Excerpted data:
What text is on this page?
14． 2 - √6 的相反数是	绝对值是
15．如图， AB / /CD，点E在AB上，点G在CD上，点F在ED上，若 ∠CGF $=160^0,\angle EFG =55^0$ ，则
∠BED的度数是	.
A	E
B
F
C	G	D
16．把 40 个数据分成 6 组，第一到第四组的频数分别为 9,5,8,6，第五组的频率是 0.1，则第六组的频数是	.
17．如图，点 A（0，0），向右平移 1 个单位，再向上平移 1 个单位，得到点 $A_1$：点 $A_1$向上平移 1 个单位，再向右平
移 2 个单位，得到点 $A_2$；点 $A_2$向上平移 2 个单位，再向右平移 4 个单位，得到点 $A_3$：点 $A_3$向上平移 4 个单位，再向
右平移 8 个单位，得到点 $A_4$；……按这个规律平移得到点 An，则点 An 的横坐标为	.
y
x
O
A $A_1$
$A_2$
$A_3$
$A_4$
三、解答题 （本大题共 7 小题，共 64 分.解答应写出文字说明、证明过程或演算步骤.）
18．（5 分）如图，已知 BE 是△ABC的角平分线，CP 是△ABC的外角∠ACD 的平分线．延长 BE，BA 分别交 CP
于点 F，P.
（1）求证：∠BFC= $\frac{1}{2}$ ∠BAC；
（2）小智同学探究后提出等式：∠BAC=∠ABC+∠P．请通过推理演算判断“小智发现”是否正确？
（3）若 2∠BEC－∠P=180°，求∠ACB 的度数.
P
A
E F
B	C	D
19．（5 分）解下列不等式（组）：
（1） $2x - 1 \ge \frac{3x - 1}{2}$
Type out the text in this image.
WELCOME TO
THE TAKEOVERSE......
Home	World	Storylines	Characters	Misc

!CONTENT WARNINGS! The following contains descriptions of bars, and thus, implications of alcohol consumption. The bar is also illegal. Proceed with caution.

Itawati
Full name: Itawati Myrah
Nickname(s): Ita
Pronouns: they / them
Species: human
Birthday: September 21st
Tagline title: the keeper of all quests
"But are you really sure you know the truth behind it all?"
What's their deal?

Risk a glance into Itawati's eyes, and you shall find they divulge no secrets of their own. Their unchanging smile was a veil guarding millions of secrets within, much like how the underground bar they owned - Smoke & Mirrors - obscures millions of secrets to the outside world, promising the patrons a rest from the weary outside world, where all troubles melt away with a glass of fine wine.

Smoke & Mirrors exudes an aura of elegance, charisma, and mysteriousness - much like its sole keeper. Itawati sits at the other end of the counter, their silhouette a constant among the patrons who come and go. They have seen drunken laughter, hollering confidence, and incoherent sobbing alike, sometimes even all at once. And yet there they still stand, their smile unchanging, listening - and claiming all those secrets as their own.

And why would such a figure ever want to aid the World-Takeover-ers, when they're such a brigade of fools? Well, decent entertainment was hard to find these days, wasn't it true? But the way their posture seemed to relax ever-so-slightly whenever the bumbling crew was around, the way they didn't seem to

Given exercise:
A single figure is required: the number of lines above in which the word "向上平移" occurs.

Response for this exercise:
2